Reproduce the listing below in full and without alteration, apart from its pictures.
-- begin Supplied entries --
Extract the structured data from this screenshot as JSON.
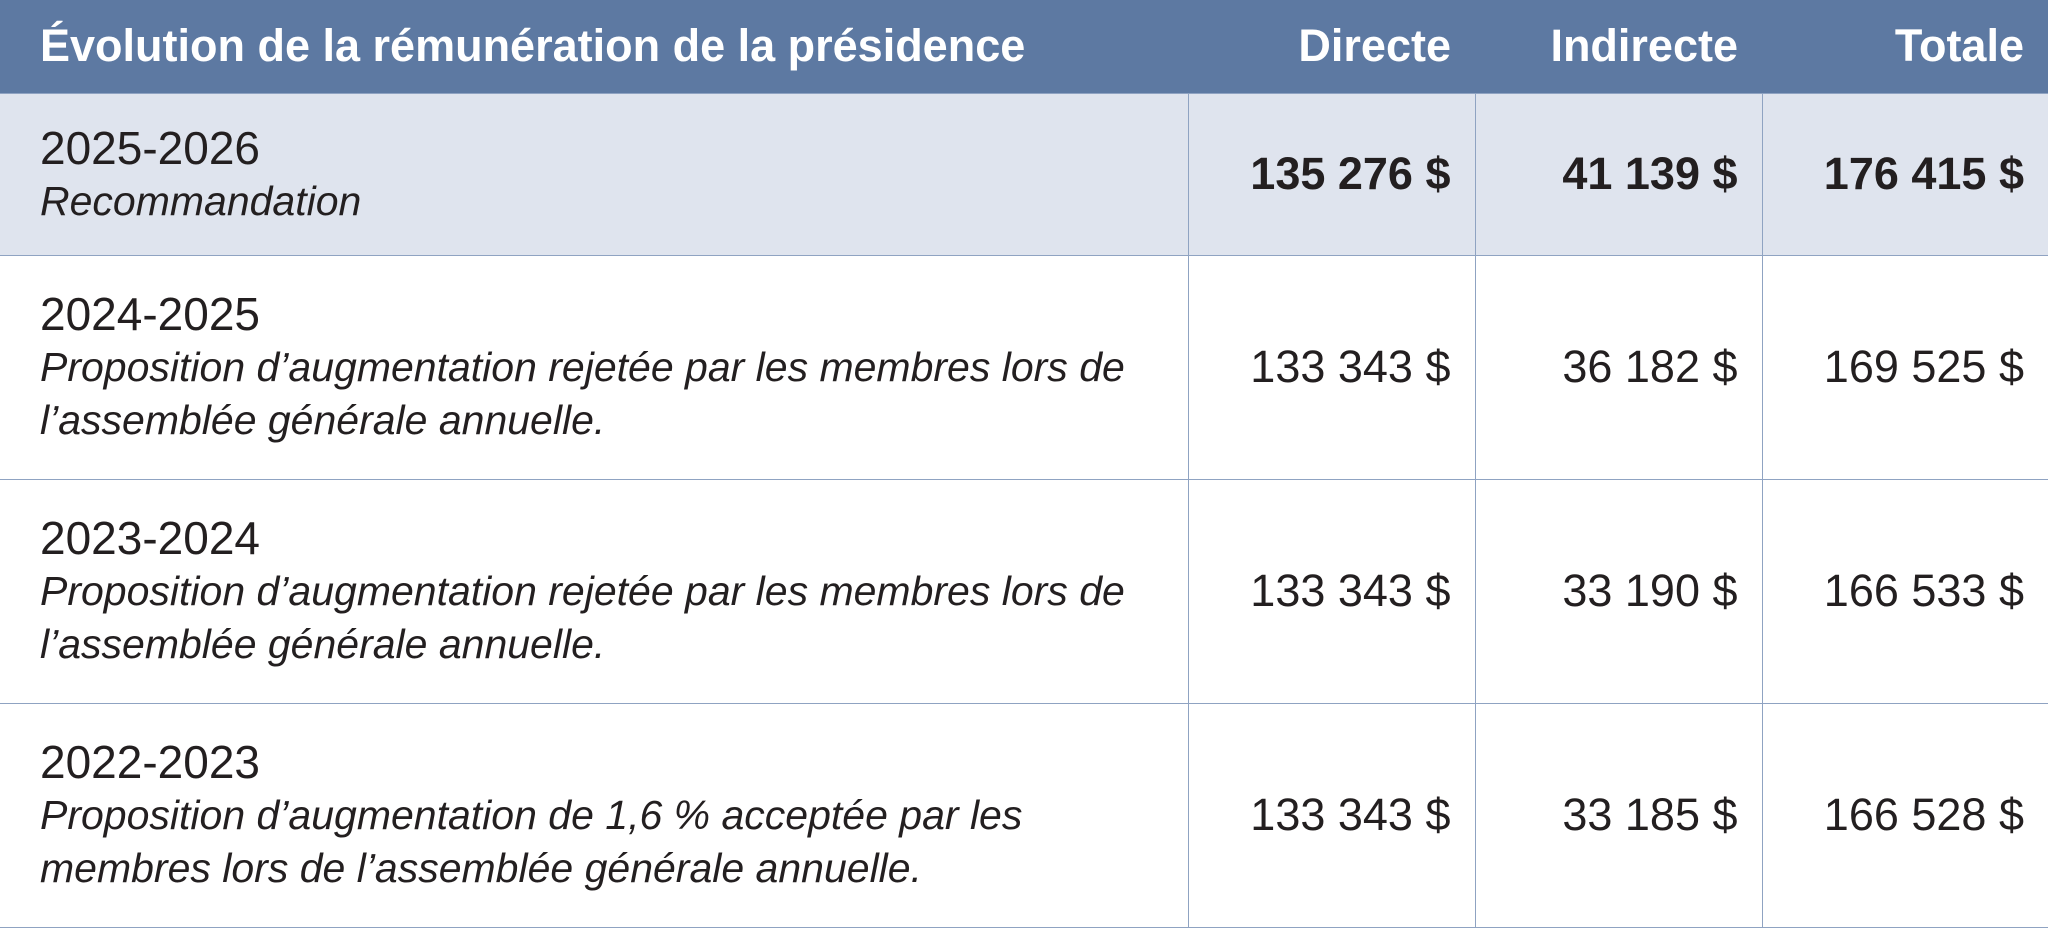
{
  "header": {
    "title": "Évolution de la rémunération de la présidence",
    "col_direct": "Directe",
    "col_indirect": "Indirecte",
    "col_total": "Totale"
  },
  "rows": [
    {
      "year": "2025-2026",
      "note": "Recommandation",
      "direct": "135 276 $",
      "indirect": "41 139 $",
      "total": "176 415 $"
    },
    {
      "year": "2024-2025",
      "note": "Proposition d’augmentation rejetée par les membres lors de l’assemblée générale annuelle.",
      "direct": "133 343 $",
      "indirect": "36 182 $",
      "total": "169 525 $"
    },
    {
      "year": "2023-2024",
      "note": "Proposition d’augmentation rejetée par les membres lors de l’assemblée générale annuelle.",
      "direct": "133 343 $",
      "indirect": "33 190 $",
      "total": "166 533 $"
    },
    {
      "year": "2022-2023",
      "note": "Proposition d’augmentation de 1,6 % acceptée par les membres lors de l’assemblée générale annuelle.",
      "direct": "133 343 $",
      "indirect": "33 185 $",
      "total": "166 528 $"
    }
  ],
  "colors": {
    "header_bg": "#5d79a2",
    "highlight_row_bg": "#dfe4ee",
    "border": "#8fa3c2",
    "text": "#231f20"
  }
}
-- end Supplied entries --
--- Reply ---
Extract the structured data from this screenshot as JSON.
{
  "header": {
    "title": "Évolution de la rémunération de la présidence",
    "col_direct": "Directe",
    "col_indirect": "Indirecte",
    "col_total": "Totale"
  },
  "rows": [
    {
      "year": "2025-2026",
      "note": "Recommandation",
      "direct": "135 276 $",
      "indirect": "41 139 $",
      "total": "176 415 $"
    },
    {
      "year": "2024-2025",
      "note": "Proposition d’augmentation rejetée par les membres lors de l’assemblée générale annuelle.",
      "direct": "133 343 $",
      "indirect": "36 182 $",
      "total": "169 525 $"
    },
    {
      "year": "2023-2024",
      "note": "Proposition d’augmentation rejetée par les membres lors de l’assemblée générale annuelle.",
      "direct": "133 343 $",
      "indirect": "33 190 $",
      "total": "166 533 $"
    },
    {
      "year": "2022-2023",
      "note": "Proposition d’augmentation de 1,6 % acceptée par les membres lors de l’assemblée générale annuelle.",
      "direct": "133 343 $",
      "indirect": "33 185 $",
      "total": "166 528 $"
    }
  ],
  "colors": {
    "header_bg": "#5d79a2",
    "highlight_row_bg": "#dfe4ee",
    "border": "#8fa3c2",
    "text": "#231f20"
  }
}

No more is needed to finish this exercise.